* Description of the task
Each line containing the word "openings" needs to be copied.

------------------------------

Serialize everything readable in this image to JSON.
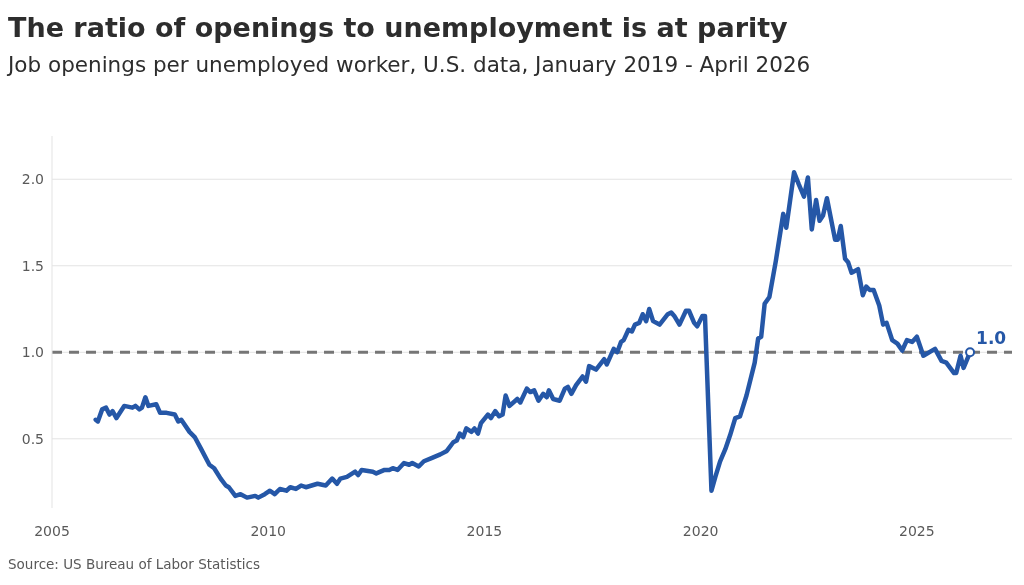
{
  "chart_data": {
    "type": "line",
    "title": "The ratio of openings to unemployment is at parity",
    "subtitle": "Job openings per unemployed worker, U.S. data, January 2019 - April 2026",
    "annotations": [
      "Source: US Bureau of Labor Statistics"
    ],
    "x": [
      2006.01,
      2006.06,
      2006.16,
      2006.25,
      2006.33,
      2006.4,
      2006.49,
      2006.67,
      2006.86,
      2006.93,
      2007.02,
      2007.08,
      2007.16,
      2007.23,
      2007.41,
      2007.5,
      2007.65,
      2007.84,
      2007.92,
      2007.99,
      2008.18,
      2008.3,
      2008.45,
      2008.64,
      2008.75,
      2008.9,
      2009.02,
      2009.09,
      2009.24,
      2009.36,
      2009.51,
      2009.7,
      2009.77,
      2009.92,
      2010.04,
      2010.15,
      2010.27,
      2010.42,
      2010.51,
      2010.64,
      2010.76,
      2010.87,
      2011.14,
      2011.33,
      2011.48,
      2011.59,
      2011.67,
      2011.82,
      2012.01,
      2012.08,
      2012.16,
      2012.42,
      2012.5,
      2012.69,
      2012.8,
      2012.88,
      2012.99,
      2013.14,
      2013.26,
      2013.33,
      2013.48,
      2013.6,
      2013.79,
      2013.98,
      2014.13,
      2014.28,
      2014.36,
      2014.43,
      2014.51,
      2014.58,
      2014.7,
      2014.77,
      2014.85,
      2014.92,
      2015.08,
      2015.15,
      2015.25,
      2015.34,
      2015.42,
      2015.49,
      2015.58,
      2015.76,
      2015.83,
      2015.98,
      2016.06,
      2016.15,
      2016.25,
      2016.36,
      2016.44,
      2016.49,
      2016.59,
      2016.74,
      2016.86,
      2016.93,
      2017.01,
      2017.12,
      2017.27,
      2017.35,
      2017.42,
      2017.58,
      2017.77,
      2017.83,
      2017.99,
      2018.07,
      2018.16,
      2018.22,
      2018.33,
      2018.41,
      2018.48,
      2018.58,
      2018.66,
      2018.74,
      2018.81,
      2018.9,
      2019.05,
      2019.24,
      2019.32,
      2019.39,
      2019.51,
      2019.66,
      2019.73,
      2019.85,
      2019.92,
      2020.04,
      2020.1,
      2020.25,
      2020.34,
      2020.45,
      2020.57,
      2020.68,
      2020.8,
      2020.91,
      2021.06,
      2021.25,
      2021.33,
      2021.4,
      2021.48,
      2021.59,
      2021.74,
      2021.91,
      2021.98,
      2022.16,
      2022.27,
      2022.39,
      2022.48,
      2022.57,
      2022.67,
      2022.75,
      2022.83,
      2022.92,
      2023.11,
      2023.17,
      2023.24,
      2023.34,
      2023.41,
      2023.49,
      2023.64,
      2023.75,
      2023.83,
      2023.91,
      2024.0,
      2024.13,
      2024.22,
      2024.3,
      2024.43,
      2024.55,
      2024.66,
      2024.77,
      2024.89,
      2025.0,
      2025.15,
      2025.42,
      2025.57,
      2025.68,
      2025.86,
      2025.91,
      2026.01,
      2026.08,
      2026.23
    ],
    "series": [
      {
        "color": "#2557a7",
        "values": [
          0.61,
          0.6,
          0.67,
          0.68,
          0.64,
          0.66,
          0.62,
          0.69,
          0.68,
          0.69,
          0.67,
          0.68,
          0.74,
          0.69,
          0.7,
          0.65,
          0.65,
          0.64,
          0.6,
          0.61,
          0.54,
          0.51,
          0.44,
          0.35,
          0.33,
          0.27,
          0.23,
          0.22,
          0.17,
          0.18,
          0.16,
          0.17,
          0.16,
          0.18,
          0.2,
          0.18,
          0.21,
          0.2,
          0.22,
          0.21,
          0.23,
          0.22,
          0.24,
          0.23,
          0.27,
          0.24,
          0.27,
          0.28,
          0.31,
          0.29,
          0.32,
          0.31,
          0.3,
          0.32,
          0.32,
          0.33,
          0.32,
          0.36,
          0.35,
          0.36,
          0.34,
          0.37,
          0.39,
          0.41,
          0.43,
          0.48,
          0.49,
          0.53,
          0.51,
          0.56,
          0.54,
          0.56,
          0.53,
          0.59,
          0.64,
          0.62,
          0.66,
          0.63,
          0.64,
          0.75,
          0.69,
          0.73,
          0.71,
          0.79,
          0.77,
          0.78,
          0.72,
          0.76,
          0.74,
          0.78,
          0.73,
          0.72,
          0.79,
          0.8,
          0.76,
          0.81,
          0.86,
          0.83,
          0.92,
          0.9,
          0.96,
          0.93,
          1.02,
          1.0,
          1.06,
          1.07,
          1.13,
          1.12,
          1.16,
          1.17,
          1.22,
          1.18,
          1.25,
          1.18,
          1.16,
          1.22,
          1.23,
          1.21,
          1.16,
          1.24,
          1.24,
          1.17,
          1.15,
          1.21,
          1.21,
          0.2,
          0.28,
          0.37,
          0.44,
          0.52,
          0.62,
          0.63,
          0.75,
          0.94,
          1.08,
          1.09,
          1.28,
          1.32,
          1.53,
          1.8,
          1.72,
          2.04,
          1.97,
          1.9,
          2.01,
          1.71,
          1.88,
          1.76,
          1.79,
          1.89,
          1.65,
          1.65,
          1.73,
          1.54,
          1.52,
          1.46,
          1.48,
          1.33,
          1.38,
          1.36,
          1.36,
          1.27,
          1.16,
          1.17,
          1.07,
          1.05,
          1.01,
          1.07,
          1.06,
          1.09,
          0.98,
          1.02,
          0.95,
          0.94,
          0.88,
          0.88,
          0.98,
          0.91,
          1.0
        ],
        "value_labels": [
          null,
          null,
          null,
          null,
          null,
          null,
          null,
          null,
          null,
          null,
          null,
          null,
          null,
          null,
          null,
          null,
          null,
          null,
          null,
          null,
          null,
          null,
          null,
          null,
          null,
          null,
          null,
          null,
          null,
          null,
          null,
          null,
          null,
          null,
          null,
          null,
          null,
          null,
          null,
          null,
          null,
          null,
          null,
          null,
          null,
          null,
          null,
          null,
          null,
          null,
          null,
          null,
          null,
          null,
          null,
          null,
          null,
          null,
          null,
          null,
          null,
          null,
          null,
          null,
          null,
          null,
          null,
          null,
          null,
          null,
          null,
          null,
          null,
          null,
          null,
          null,
          null,
          null,
          null,
          null,
          null,
          null,
          null,
          null,
          null,
          null,
          null,
          null,
          null,
          null,
          null,
          null,
          null,
          null,
          null,
          null,
          null,
          null,
          null,
          null,
          null,
          null,
          null,
          null,
          null,
          null,
          null,
          null,
          null,
          null,
          null,
          null,
          null,
          null,
          null,
          null,
          null,
          null,
          null,
          null,
          null,
          null,
          null,
          null,
          null,
          null,
          null,
          null,
          null,
          null,
          null,
          null,
          null,
          null,
          null,
          null,
          null,
          null,
          null,
          null,
          null,
          null,
          null,
          null,
          null,
          null,
          null,
          null,
          null,
          null,
          null,
          null,
          null,
          null,
          null,
          null,
          null,
          null,
          null,
          null,
          null,
          null,
          null,
          null,
          null,
          null,
          null,
          null,
          null,
          null,
          null,
          null,
          null,
          null,
          null,
          null,
          null,
          null,
          "1.0"
        ]
      }
    ],
    "xlim": [
      2005,
      2027.2
    ],
    "xticks": [
      2005,
      2010,
      2015,
      2020,
      2025
    ],
    "ylim": [
      0.1,
      2.25
    ],
    "yticks": [
      {
        "value": 0.5,
        "label": "0.5"
      },
      {
        "value": 1,
        "label": "1.0"
      },
      {
        "value": 1.5,
        "label": "1.5"
      },
      {
        "value": 2,
        "label": "2.0"
      }
    ],
    "ref_lines": [
      {
        "axis": "y",
        "value": 1,
        "color": "#767676",
        "line_style": "dashed"
      }
    ],
    "grid": "y",
    "legend": false,
    "marker": "none",
    "line_style": "solid"
  }
}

------------------------------

* Right answer
    "title": "The ratio of openings to unemployment is at parity",
    "subtitle": "Job openings per unemployed worker, U.S. data, January 2019 - April 2026",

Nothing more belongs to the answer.